TASK STATEMENT: Find each line containing the string "русских". Copy it.

RECORDS FOR THIS EXERCISE:

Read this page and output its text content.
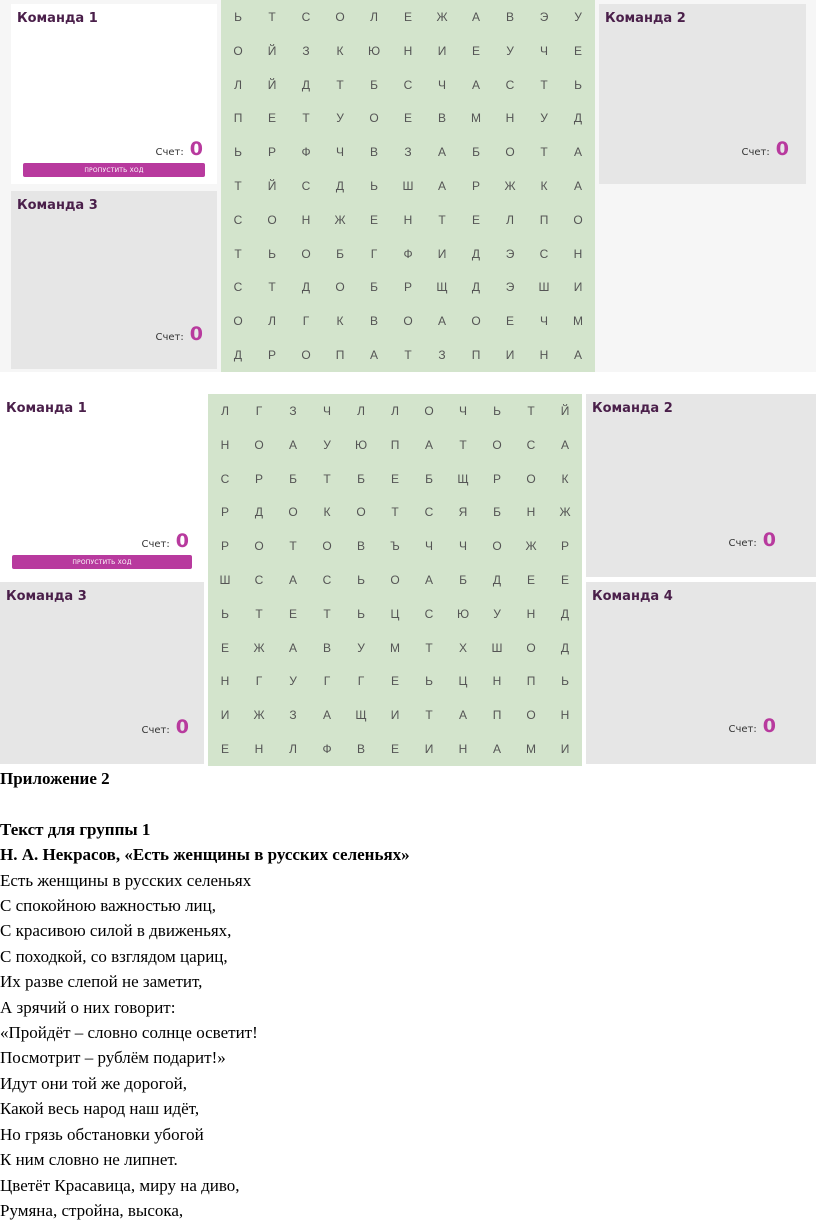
Команда 1
Счет: 0
ПРОПУСТИТЬ ХОД
Команда 3
Счет: 0
Ь	Т	С	О	Л	Е	Ж	А	В	Э	У
О	Й	З	К	Ю	Н	И	Е	У	Ч	Е
Л	Й	Д	Т	Б	С	Ч	А	С	Т	Ь
П	Е	Т	У	О	Е	В	М	Н	У	Д
Ь	Р	Ф	Ч	В	З	А	Б	О	Т	А
Т	Й	С	Д	Ь	Ш	А	Р	Ж	К	А
С	О	Н	Ж	Е	Н	Т	Е	Л	П	О
Т	Ь	О	Б	Г	Ф	И	Д	Э	С	Н
С	Т	Д	О	Б	Р	Щ	Д	Э	Ш	И
О	Л	Г	К	В	О	А	О	Е	Ч	М
Д	Р	О	П	А	Т	З	П	И	Н	А
Команда 2
Счет: 0
Команда 1
Счет: 0
ПРОПУСТИТЬ ХОД
Команда 3
Счет: 0
Л	Г	З	Ч	Л	Л	О	Ч	Ь	Т	Й
Н	О	А	У	Ю	П	А	Т	О	С	А
С	Р	Б	Т	Б	Е	Б	Щ	Р	О	К
Р	Д	О	К	О	Т	С	Я	Б	Н	Ж
Р	О	Т	О	В	Ъ	Ч	Ч	О	Ж	Р
Ш	С	А	С	Ь	О	А	Б	Д	Е	Е
Ь	Т	Е	Т	Ь	Ц	С	Ю	У	Н	Д
Е	Ж	А	В	У	М	Т	Х	Ш	О	Д
Н	Г	У	Г	Г	Е	Ь	Ц	Н	П	Ь
И	Ж	З	А	Щ	И	Т	А	П	О	Н
Е	Н	Л	Ф	В	Е	И	Н	А	М	И
Команда 2
Счет: 0
Команда 4
Счет: 0

Приложение 2

Текст для группы 1

Н. А. Некрасов, «Есть женщины в русских селеньях»

Есть женщины в русских селеньях

С спокойною важностью лиц,

С красивою силой в движеньях,

С походкой, со взглядом цариц,

Их разве слепой не заметит,

А зрячий о них говорит:

«Пройдёт – словно солнце осветит!

Посмотрит – рублём подарит!»

Идут они той же дорогой,

Какой весь народ наш идёт,

Но грязь обстановки убогой

К ним словно не липнет.

Цветёт Красавица, миру на диво,

Румяна, стройна, высока,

FINAL ANSWER:
Н. А. Некрасов, «Есть женщины в русских селеньях»
Есть женщины в русских селеньях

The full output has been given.